郊外の大団地(〈シテ〉と呼ぶ)は、六〇年代後半から八〇年代にかけての産業活性化に伴って、都市周縁部に出来た大小の工場で必要な労働力となる多くの移民系労働者たちを受け入れるために、大都市周辺に建設された。とりわけ、パリ市、リヨン市郊外は顕著な街である。ルノー、シトローエン、プジョーなどの自動車工場、化学工場や中小企業の金属関係の工場が中心である。(中略)とりわけ多くのマグレブ系労働者の入国が奨励された。アルジェリアは独立戦争後の不況に喘いでいた。またフランスは安い労働力を欲していた。(中略)
七〇年代後半以降の二度の石油危機と経済不況の中で、大工場では合理化による解雇、また多くの中小工場、炭坑が閉鎖した。農業は機械化が進んで雇用削減があった。だが、労働者たちはそのまま居残った。パリ周辺郊外には実に多くの工場が廃屋になったまま放置されている。八〇年代以降はまさに今日の新自由主義の潮流の中で、一時雇用、不安定雇用が圧倒的に進行したのは、世界に共通している。その中で最も悪い境遇に立たされているのが移民系の人々だ。

» 提供データ
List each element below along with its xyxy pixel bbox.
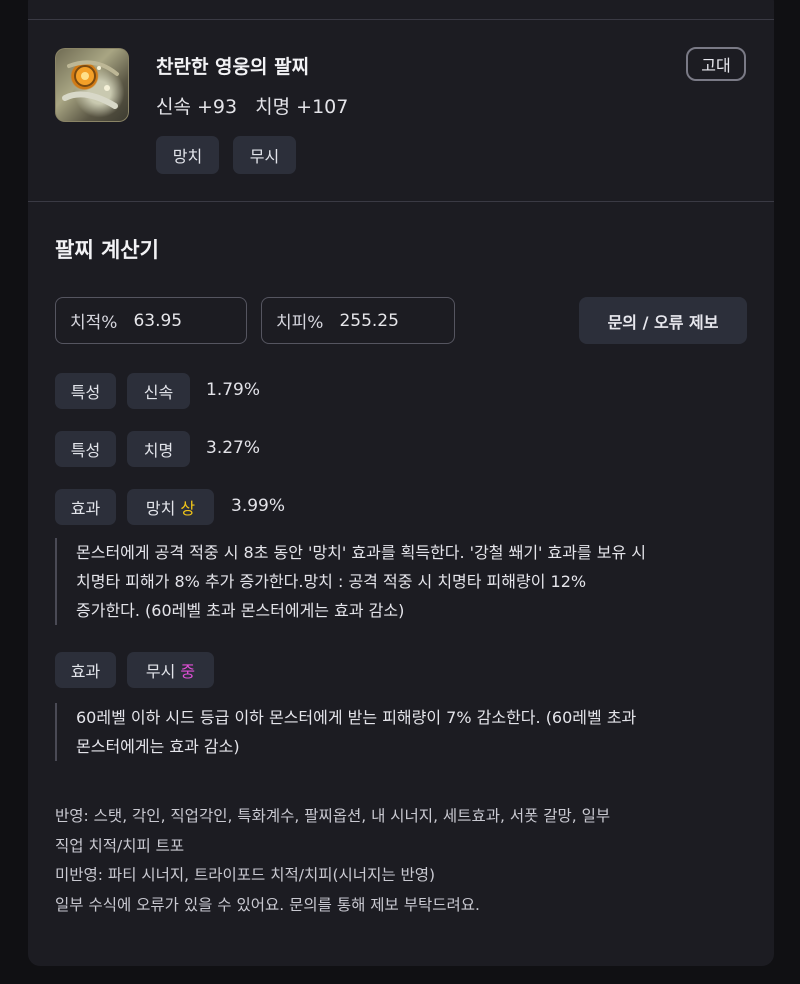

» 実施事項
1. 郊外団地についての本文によると、郊外の大団地はどのような目的で大都市周辺に建設されましたか。
2. 郊外団地についての本文を、最後の文に続けて書き継いでください。

» 解答例
1. 都市周縁部に出来た工場で必要な労働力となる、多くの移民系労働者たちを受け入れるためです。

2.
(中略)貧困、人種差別、失業、などで、再就職もままならず、うまく行ってもしばしば、低賃金の不安定雇用の職業に就き、いわゆる3K労働(きつい、きたない、危険)をする労働者が多い。団地には福祉支援や若者の文化育成を担う文化施設や図書館、学校教育の補習を担う機関はほとんど存在しない。九〇年代まで団地内にあった小売店は、大スーパーのせいで、ほとんど一掃された。
このようにして団地の生活は悪化する一方で、離婚率や失業率も高く、後者は全国失業率10%に対して三倍から四倍、学校中退率も全国平均18%に対して、30〜40%で、住民の鬱積は高まるばかりだった。それは郊外に仕掛けられた、いつ爆発するかわからない時限爆弾のようなものと化していたことになる。結局のところ、暴動と呼ばれようと、もしくは反乱と目されようと、長きにわたって郊外とHLMに封印されてきた移民たちの不満が臨界点に達したことを意味している。
サルコジ内相は彼らを「社会のクズ(ラカイユ)」と呼び、「カルシェール」=ドイツ製のノズル付高水圧洗浄機で一掃すると表明した。これは機動隊が使用する各種の高性能の武器のメタファーともいえるであろう。この発言からわかるように、またコバヤシも指摘しているように、フランス政府は左派右派を問わず、現在の新自由主義と連動する新植民地主義の性格を激しく露呈し、それがそのまま郊外の反乱を弾圧する警察国家の論理として表出していることになろう。コバヤシはそれを、「抑圧型治安体制」とよび、郊外の反乱のみならず、郵便局員や民間の労組のスト、高校生のデモなどにも同様の対応で臨んでいるという。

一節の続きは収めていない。